--- START OF ITEMS ---

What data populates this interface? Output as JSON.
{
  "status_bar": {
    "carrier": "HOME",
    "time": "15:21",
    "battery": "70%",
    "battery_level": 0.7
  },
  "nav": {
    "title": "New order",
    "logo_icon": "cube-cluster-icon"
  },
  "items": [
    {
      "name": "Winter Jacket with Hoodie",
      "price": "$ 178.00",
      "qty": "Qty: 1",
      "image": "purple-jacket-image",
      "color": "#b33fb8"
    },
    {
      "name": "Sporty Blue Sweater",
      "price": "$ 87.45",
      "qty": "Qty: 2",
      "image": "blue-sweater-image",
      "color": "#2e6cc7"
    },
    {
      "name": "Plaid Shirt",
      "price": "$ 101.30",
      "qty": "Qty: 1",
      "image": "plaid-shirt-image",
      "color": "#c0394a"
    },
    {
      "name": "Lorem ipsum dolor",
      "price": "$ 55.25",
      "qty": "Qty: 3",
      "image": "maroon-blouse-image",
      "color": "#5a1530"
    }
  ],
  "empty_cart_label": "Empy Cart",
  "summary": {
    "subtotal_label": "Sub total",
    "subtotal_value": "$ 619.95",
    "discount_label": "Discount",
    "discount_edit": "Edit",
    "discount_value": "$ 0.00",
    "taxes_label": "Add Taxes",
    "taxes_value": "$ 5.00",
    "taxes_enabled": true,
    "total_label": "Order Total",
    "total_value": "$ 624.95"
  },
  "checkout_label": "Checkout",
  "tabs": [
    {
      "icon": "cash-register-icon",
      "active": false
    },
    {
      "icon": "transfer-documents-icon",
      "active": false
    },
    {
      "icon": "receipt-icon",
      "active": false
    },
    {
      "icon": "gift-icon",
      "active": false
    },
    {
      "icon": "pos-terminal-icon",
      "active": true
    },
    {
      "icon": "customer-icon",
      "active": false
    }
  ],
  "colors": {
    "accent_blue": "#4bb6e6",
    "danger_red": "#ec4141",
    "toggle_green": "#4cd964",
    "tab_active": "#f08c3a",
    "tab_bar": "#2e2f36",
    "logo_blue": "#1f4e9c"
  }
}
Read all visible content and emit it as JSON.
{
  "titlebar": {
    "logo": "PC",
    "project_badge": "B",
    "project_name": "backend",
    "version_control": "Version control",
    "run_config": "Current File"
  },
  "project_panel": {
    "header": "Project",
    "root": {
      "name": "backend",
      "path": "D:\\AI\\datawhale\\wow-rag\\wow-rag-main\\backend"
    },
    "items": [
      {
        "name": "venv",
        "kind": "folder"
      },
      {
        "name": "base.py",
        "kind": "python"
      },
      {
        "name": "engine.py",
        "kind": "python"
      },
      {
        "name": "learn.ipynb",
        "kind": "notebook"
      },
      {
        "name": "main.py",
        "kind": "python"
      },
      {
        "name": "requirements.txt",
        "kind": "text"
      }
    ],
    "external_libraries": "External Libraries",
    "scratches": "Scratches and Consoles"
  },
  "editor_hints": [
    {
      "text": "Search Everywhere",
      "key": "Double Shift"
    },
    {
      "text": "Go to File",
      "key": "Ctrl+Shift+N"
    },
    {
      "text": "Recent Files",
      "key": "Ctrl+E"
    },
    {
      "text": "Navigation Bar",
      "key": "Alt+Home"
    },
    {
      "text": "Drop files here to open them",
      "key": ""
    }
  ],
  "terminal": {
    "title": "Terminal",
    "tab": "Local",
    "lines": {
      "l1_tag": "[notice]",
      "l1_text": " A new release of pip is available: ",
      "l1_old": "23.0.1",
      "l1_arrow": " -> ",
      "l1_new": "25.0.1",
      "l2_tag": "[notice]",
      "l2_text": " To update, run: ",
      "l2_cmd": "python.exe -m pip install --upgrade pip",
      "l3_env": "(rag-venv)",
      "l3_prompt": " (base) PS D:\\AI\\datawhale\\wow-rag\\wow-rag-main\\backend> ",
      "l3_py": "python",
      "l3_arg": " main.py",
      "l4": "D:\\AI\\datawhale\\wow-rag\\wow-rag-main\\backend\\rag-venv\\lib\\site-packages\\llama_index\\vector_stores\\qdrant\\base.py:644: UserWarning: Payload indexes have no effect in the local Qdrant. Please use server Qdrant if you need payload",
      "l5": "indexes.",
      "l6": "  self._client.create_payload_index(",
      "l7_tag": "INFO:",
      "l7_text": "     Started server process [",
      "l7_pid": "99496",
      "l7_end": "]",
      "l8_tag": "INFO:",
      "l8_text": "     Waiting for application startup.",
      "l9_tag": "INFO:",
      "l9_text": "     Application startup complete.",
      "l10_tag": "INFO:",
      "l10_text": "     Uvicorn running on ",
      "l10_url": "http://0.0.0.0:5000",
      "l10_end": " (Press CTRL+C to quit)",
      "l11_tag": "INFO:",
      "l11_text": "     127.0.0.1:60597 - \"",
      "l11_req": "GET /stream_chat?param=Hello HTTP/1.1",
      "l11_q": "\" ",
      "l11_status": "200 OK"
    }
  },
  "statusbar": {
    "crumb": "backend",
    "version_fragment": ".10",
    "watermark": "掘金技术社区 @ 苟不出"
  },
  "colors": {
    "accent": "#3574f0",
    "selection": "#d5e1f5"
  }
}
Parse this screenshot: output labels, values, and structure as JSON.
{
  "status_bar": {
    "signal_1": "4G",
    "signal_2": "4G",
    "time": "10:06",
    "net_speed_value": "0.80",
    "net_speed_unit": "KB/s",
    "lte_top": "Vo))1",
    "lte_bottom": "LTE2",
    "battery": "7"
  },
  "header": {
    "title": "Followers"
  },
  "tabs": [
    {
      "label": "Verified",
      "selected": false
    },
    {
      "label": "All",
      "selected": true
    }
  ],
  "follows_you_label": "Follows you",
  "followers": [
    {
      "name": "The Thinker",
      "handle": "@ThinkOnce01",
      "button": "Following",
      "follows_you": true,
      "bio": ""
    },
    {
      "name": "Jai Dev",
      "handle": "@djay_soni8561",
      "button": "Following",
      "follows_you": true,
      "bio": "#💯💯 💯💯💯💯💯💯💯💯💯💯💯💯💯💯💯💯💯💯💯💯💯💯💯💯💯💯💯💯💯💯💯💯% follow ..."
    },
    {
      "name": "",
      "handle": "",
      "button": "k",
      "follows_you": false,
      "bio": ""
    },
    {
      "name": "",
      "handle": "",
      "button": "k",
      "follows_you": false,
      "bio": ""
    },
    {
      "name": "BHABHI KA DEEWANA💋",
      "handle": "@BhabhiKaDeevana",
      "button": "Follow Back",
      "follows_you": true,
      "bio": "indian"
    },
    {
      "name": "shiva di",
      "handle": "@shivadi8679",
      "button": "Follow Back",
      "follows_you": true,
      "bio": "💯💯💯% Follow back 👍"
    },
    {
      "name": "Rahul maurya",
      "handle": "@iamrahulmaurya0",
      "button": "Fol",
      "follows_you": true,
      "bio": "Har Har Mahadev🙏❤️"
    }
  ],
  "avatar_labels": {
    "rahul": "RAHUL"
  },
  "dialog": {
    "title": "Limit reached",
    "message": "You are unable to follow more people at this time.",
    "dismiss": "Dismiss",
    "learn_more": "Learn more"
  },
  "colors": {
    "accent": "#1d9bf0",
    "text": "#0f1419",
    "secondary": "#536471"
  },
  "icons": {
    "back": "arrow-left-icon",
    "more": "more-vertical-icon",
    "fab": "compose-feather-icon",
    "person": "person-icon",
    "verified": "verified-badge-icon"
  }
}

--- END OF ITEMS ---

From the data above, show each line that contains "INFO".

      "l7_tag": "INFO:",
      "l8_tag": "INFO:",
      "l9_tag": "INFO:",
      "l10_tag": "INFO:",
      "l11_tag": "INFO:",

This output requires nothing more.